**Work to complete:** Duplicate the lines of the material starting at the one containing "chevron-down-icon bbox=[831, 604, 847, 613]" and ending at the one containing "position-select[interactable]: Bottom bbox=[357, 585, 860, 633]", both included.

**Data for this exercise:**
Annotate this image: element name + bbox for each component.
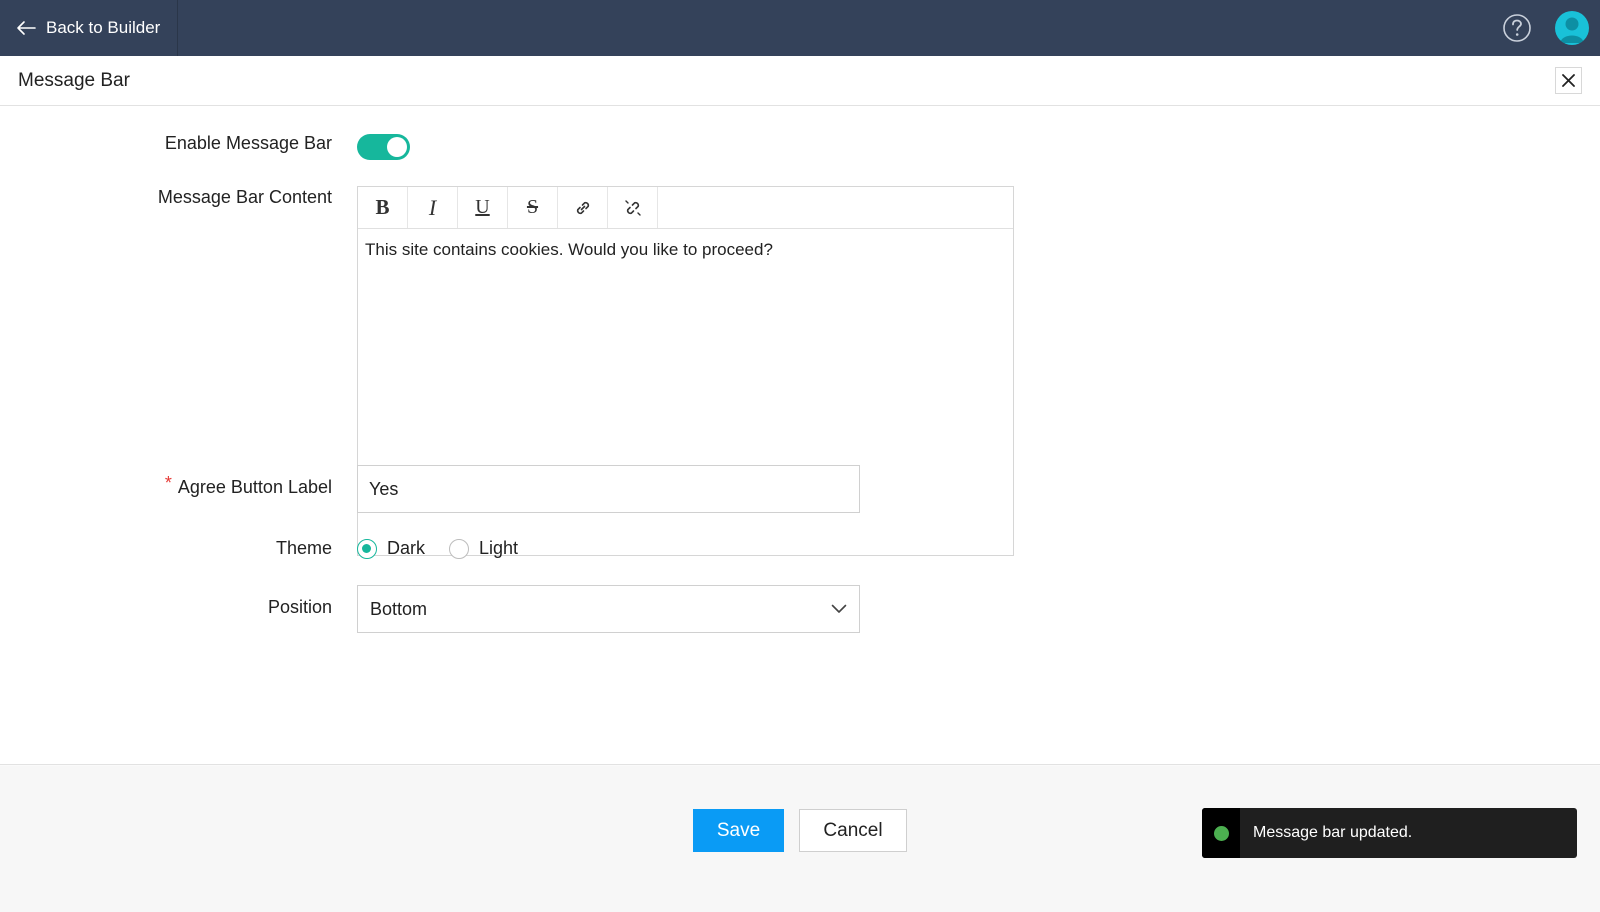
chevron-down-icon bbox=[831, 604, 847, 613]
help-icon[interactable] bbox=[1502, 13, 1532, 43]
theme-option-dark-label: Dark bbox=[387, 538, 426, 558]
toast-status-area bbox=[1202, 808, 1240, 858]
success-dot-icon bbox=[1213, 825, 1229, 841]
position-selected-value: Bottom bbox=[370, 598, 428, 619]
position-label: Position bbox=[267, 597, 332, 617]
back-to-builder-button[interactable]: Back to Builder bbox=[0, 0, 178, 56]
close-icon bbox=[1562, 74, 1575, 87]
arrow-left-icon bbox=[17, 21, 36, 35]
top-bar: Back to Builder bbox=[0, 0, 1600, 56]
theme-option-dark[interactable]: Dark bbox=[357, 538, 425, 559]
underline-button[interactable]: U bbox=[458, 187, 508, 228]
close-button[interactable] bbox=[1555, 67, 1582, 94]
theme-option-light-label: Light bbox=[479, 538, 519, 558]
link-icon bbox=[576, 201, 589, 214]
toggle-knob bbox=[387, 137, 407, 157]
required-marker: * bbox=[164, 473, 172, 493]
agree-button-label-label: * Agree Button Label bbox=[165, 473, 332, 498]
agree-button-label-text: Agree Button Label bbox=[177, 477, 332, 497]
toast-message: Message bar updated. bbox=[1253, 824, 1413, 841]
toast-notification: Message bar updated. bbox=[1202, 808, 1577, 858]
panel-header: Message Bar bbox=[0, 56, 1600, 106]
user-avatar[interactable] bbox=[1555, 11, 1589, 45]
unlink-icon bbox=[624, 199, 641, 216]
theme-label: Theme bbox=[275, 538, 332, 558]
theme-radio-dark[interactable] bbox=[357, 538, 377, 559]
enable-message-bar-toggle[interactable] bbox=[357, 134, 410, 160]
cancel-button[interactable]: Cancel bbox=[799, 809, 907, 852]
user-icon bbox=[1560, 17, 1584, 43]
panel-title: Message Bar bbox=[18, 70, 130, 91]
italic-button[interactable]: I bbox=[408, 187, 458, 228]
message-bar-content-label: Message Bar Content bbox=[157, 187, 332, 207]
save-button[interactable]: Save bbox=[693, 809, 784, 852]
theme-option-light[interactable]: Light bbox=[449, 538, 518, 559]
bold-button[interactable]: B bbox=[358, 187, 408, 228]
theme-radio-light[interactable] bbox=[449, 538, 470, 559]
remove-link-button[interactable] bbox=[608, 187, 658, 228]
position-select[interactable]: Bottom bbox=[357, 585, 860, 633]
back-to-builder-label: Back to Builder bbox=[46, 18, 161, 37]
theme-radio-group: Dark Light bbox=[357, 538, 542, 559]
agree-button-label-input[interactable] bbox=[357, 465, 860, 513]
enable-message-bar-label: Enable Message Bar bbox=[164, 133, 332, 153]
message-bar-form: Enable Message Bar Message Bar Content B… bbox=[0, 106, 1600, 765]
editor-toolbar: B I U S bbox=[358, 187, 1013, 229]
insert-link-button[interactable] bbox=[558, 187, 608, 228]
strikethrough-button[interactable]: S bbox=[508, 187, 558, 228]
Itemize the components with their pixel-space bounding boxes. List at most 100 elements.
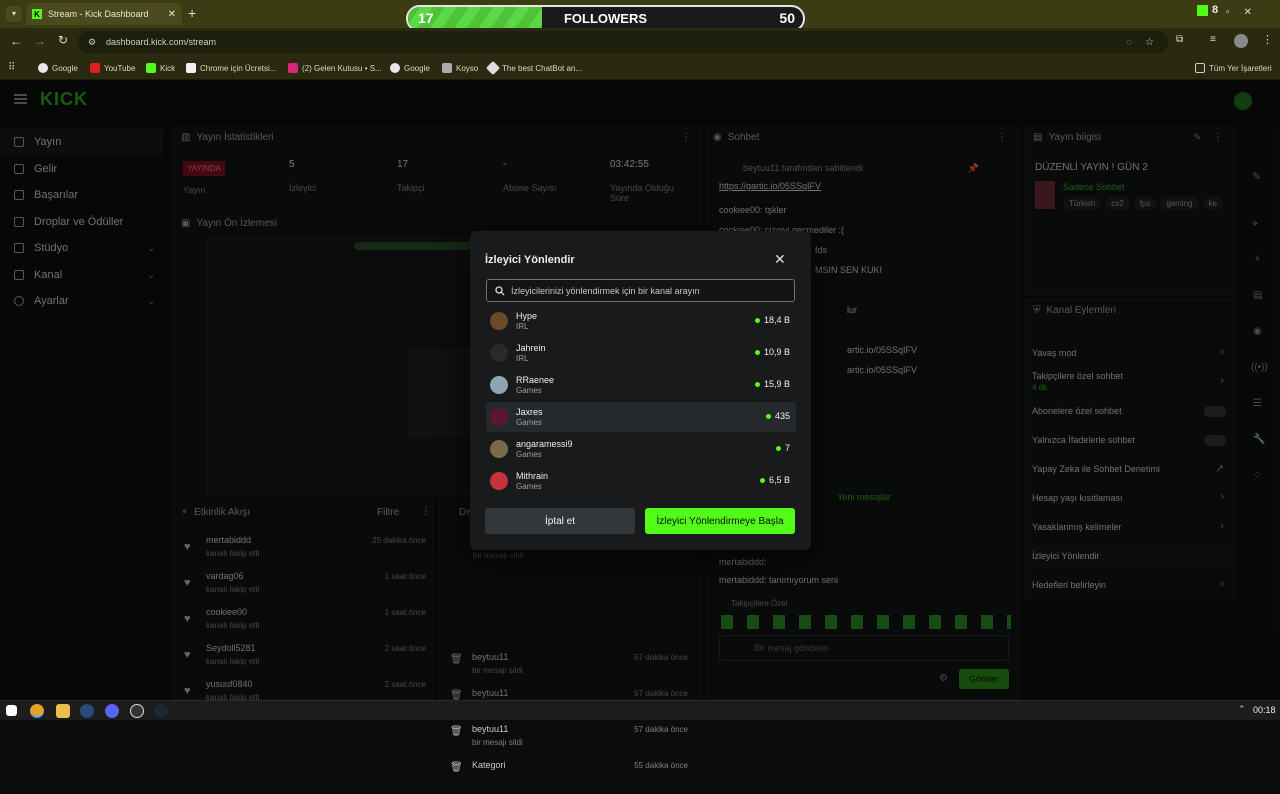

**Result:**
chevron-down-icon bbox=[831, 604, 847, 613]
help-icon[interactable] bbox=[1502, 13, 1532, 43]
theme-option-dark-label: Dark bbox=[387, 538, 426, 558]
toast-status-area bbox=[1202, 808, 1240, 858]
success-dot-icon bbox=[1213, 825, 1229, 841]
position-selected-value: Bottom bbox=[370, 598, 428, 619]
position-label: Position bbox=[267, 597, 332, 617]
back-to-builder-button[interactable]: Back to Builder bbox=[0, 0, 178, 56]
close-icon bbox=[1562, 74, 1575, 87]
arrow-left-icon bbox=[17, 21, 36, 35]
top-bar: Back to Builder bbox=[0, 0, 1600, 56]
theme-option-dark[interactable]: Dark bbox=[357, 538, 425, 559]
underline-button[interactable]: U bbox=[458, 187, 508, 228]
close-button[interactable] bbox=[1555, 67, 1582, 94]
theme-option-light-label: Light bbox=[479, 538, 519, 558]
link-icon bbox=[576, 201, 589, 214]
toggle-knob bbox=[387, 137, 407, 157]
required-marker: * bbox=[164, 473, 172, 493]
agree-button-label-label: * Agree Button Label bbox=[165, 473, 332, 498]
agree-button-label-text: Agree Button Label bbox=[177, 477, 332, 497]
toast-message: Message bar updated. bbox=[1253, 824, 1413, 841]
toast-notification: Message bar updated. bbox=[1202, 808, 1577, 858]
panel-header: Message Bar bbox=[0, 56, 1600, 106]
user-avatar[interactable] bbox=[1555, 11, 1589, 45]
unlink-icon bbox=[624, 199, 641, 216]
theme-label: Theme bbox=[275, 538, 332, 558]
theme-radio-dark[interactable] bbox=[357, 538, 377, 559]
enable-message-bar-toggle[interactable] bbox=[357, 134, 410, 160]
cancel-button[interactable]: Cancel bbox=[799, 809, 907, 852]
user-icon bbox=[1560, 17, 1584, 43]
panel-title: Message Bar bbox=[18, 70, 130, 91]
italic-button[interactable]: I bbox=[408, 187, 458, 228]
message-bar-content-label: Message Bar Content bbox=[157, 187, 332, 207]
save-button[interactable]: Save bbox=[693, 809, 784, 852]
theme-option-light[interactable]: Light bbox=[449, 538, 518, 559]
bold-button[interactable]: B bbox=[358, 187, 408, 228]
theme-radio-light[interactable] bbox=[449, 538, 470, 559]
remove-link-button[interactable] bbox=[608, 187, 658, 228]
position-select[interactable]: Bottom bbox=[357, 585, 860, 633]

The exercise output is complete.